PROBLEM TO SOLVE:
Write out every entry word for word.

RECORDS SUPPLIED:
==*==

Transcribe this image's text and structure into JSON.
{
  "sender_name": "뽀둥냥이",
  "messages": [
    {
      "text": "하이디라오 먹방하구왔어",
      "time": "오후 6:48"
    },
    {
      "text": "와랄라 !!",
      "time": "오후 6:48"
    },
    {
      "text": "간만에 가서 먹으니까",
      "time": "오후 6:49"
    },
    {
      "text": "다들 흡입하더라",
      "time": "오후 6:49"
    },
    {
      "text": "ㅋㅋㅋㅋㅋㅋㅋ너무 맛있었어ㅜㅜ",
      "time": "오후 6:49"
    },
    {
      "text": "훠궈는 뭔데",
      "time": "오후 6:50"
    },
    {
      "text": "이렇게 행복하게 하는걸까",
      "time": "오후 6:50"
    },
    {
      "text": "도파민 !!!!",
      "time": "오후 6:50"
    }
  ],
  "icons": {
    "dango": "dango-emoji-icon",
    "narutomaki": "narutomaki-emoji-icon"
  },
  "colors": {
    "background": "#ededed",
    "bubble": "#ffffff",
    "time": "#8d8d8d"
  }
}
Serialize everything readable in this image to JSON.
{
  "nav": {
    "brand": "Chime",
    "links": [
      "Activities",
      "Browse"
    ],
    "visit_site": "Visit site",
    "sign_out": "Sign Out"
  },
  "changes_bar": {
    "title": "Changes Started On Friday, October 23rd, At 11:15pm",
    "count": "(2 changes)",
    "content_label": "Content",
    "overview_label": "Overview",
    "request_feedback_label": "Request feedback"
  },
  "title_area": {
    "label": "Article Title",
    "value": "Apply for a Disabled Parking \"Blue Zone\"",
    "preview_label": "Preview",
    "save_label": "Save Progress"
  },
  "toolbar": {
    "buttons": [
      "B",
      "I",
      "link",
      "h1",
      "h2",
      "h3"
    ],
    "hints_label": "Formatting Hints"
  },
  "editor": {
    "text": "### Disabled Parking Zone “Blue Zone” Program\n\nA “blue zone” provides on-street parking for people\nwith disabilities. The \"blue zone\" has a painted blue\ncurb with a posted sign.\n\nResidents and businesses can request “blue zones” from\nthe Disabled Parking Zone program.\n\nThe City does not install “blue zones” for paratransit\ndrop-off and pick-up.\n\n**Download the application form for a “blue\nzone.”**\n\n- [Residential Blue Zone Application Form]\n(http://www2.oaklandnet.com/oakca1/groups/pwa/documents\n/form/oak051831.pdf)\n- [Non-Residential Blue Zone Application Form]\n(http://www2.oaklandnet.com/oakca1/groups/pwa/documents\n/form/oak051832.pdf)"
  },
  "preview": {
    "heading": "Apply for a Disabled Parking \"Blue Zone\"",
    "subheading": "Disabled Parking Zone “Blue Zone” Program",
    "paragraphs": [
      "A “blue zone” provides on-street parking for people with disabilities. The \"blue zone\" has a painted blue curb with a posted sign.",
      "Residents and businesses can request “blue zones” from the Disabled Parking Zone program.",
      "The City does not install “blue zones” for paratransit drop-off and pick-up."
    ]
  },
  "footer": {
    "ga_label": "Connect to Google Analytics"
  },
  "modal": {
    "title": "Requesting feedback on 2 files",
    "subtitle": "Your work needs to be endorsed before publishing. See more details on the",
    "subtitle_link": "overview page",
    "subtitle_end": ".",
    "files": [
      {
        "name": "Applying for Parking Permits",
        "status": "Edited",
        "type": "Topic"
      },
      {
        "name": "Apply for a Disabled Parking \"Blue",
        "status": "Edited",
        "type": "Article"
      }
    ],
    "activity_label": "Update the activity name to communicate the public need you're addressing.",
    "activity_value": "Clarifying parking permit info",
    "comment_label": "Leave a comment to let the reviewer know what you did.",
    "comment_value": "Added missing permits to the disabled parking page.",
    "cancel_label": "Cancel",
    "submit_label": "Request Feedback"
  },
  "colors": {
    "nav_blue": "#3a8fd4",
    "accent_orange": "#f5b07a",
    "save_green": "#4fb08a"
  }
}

==*==

WRITTEN SOLUTION:
Transcribe this image's text and structure into JSON.
{
  "sender_name": "뽀둥냥이",
  "messages": [
    {
      "text": "하이디라오 먹방하구왔어",
      "time": "오후 6:48"
    },
    {
      "text": "와랄라 !!",
      "time": "오후 6:48"
    },
    {
      "text": "간만에 가서 먹으니까",
      "time": "오후 6:49"
    },
    {
      "text": "다들 흡입하더라",
      "time": "오후 6:49"
    },
    {
      "text": "ㅋㅋㅋㅋㅋㅋㅋ너무 맛있었어ㅜㅜ",
      "time": "오후 6:49"
    },
    {
      "text": "훠궈는 뭔데",
      "time": "오후 6:50"
    },
    {
      "text": "이렇게 행복하게 하는걸까",
      "time": "오후 6:50"
    },
    {
      "text": "도파민 !!!!",
      "time": "오후 6:50"
    }
  ],
  "icons": {
    "dango": "dango-emoji-icon",
    "narutomaki": "narutomaki-emoji-icon"
  },
  "colors": {
    "background": "#ededed",
    "bubble": "#ffffff",
    "time": "#8d8d8d"
  }
}
Serialize everything readable in this image to JSON.
{
  "nav": {
    "brand": "Chime",
    "links": [
      "Activities",
      "Browse"
    ],
    "visit_site": "Visit site",
    "sign_out": "Sign Out"
  },
  "changes_bar": {
    "title": "Changes Started On Friday, October 23rd, At 11:15pm",
    "count": "(2 changes)",
    "content_label": "Content",
    "overview_label": "Overview",
    "request_feedback_label": "Request feedback"
  },
  "title_area": {
    "label": "Article Title",
    "value": "Apply for a Disabled Parking \"Blue Zone\"",
    "preview_label": "Preview",
    "save_label": "Save Progress"
  },
  "toolbar": {
    "buttons": [
      "B",
      "I",
      "link",
      "h1",
      "h2",
      "h3"
    ],
    "hints_label": "Formatting Hints"
  },
  "editor": {
    "text": "### Disabled Parking Zone “Blue Zone” Program\n\nA “blue zone” provides on-street parking for people\nwith disabilities. The \"blue zone\" has a painted blue\ncurb with a posted sign.\n\nResidents and businesses can request “blue zones” from\nthe Disabled Parking Zone program.\n\nThe City does not install “blue zones” for paratransit\ndrop-off and pick-up.\n\n**Download the application form for a “blue\nzone.”**\n\n- [Residential Blue Zone Application Form]\n(http://www2.oaklandnet.com/oakca1/groups/pwa/documents\n/form/oak051831.pdf)\n- [Non-Residential Blue Zone Application Form]\n(http://www2.oaklandnet.com/oakca1/groups/pwa/documents\n/form/oak051832.pdf)"
  },
  "preview": {
    "heading": "Apply for a Disabled Parking \"Blue Zone\"",
    "subheading": "Disabled Parking Zone “Blue Zone” Program",
    "paragraphs": [
      "A “blue zone” provides on-street parking for people with disabilities. The \"blue zone\" has a painted blue curb with a posted sign.",
      "Residents and businesses can request “blue zones” from the Disabled Parking Zone program.",
      "The City does not install “blue zones” for paratransit drop-off and pick-up."
    ]
  },
  "footer": {
    "ga_label": "Connect to Google Analytics"
  },
  "modal": {
    "title": "Requesting feedback on 2 files",
    "subtitle": "Your work needs to be endorsed before publishing. See more details on the",
    "subtitle_link": "overview page",
    "subtitle_end": ".",
    "files": [
      {
        "name": "Applying for Parking Permits",
        "status": "Edited",
        "type": "Topic"
      },
      {
        "name": "Apply for a Disabled Parking \"Blue",
        "status": "Edited",
        "type": "Article"
      }
    ],
    "activity_label": "Update the activity name to communicate the public need you're addressing.",
    "activity_value": "Clarifying parking permit info",
    "comment_label": "Leave a comment to let the reviewer know what you did.",
    "comment_value": "Added missing permits to the disabled parking page.",
    "cancel_label": "Cancel",
    "submit_label": "Request Feedback"
  },
  "colors": {
    "nav_blue": "#3a8fd4",
    "accent_orange": "#f5b07a",
    "save_green": "#4fb08a"
  }
}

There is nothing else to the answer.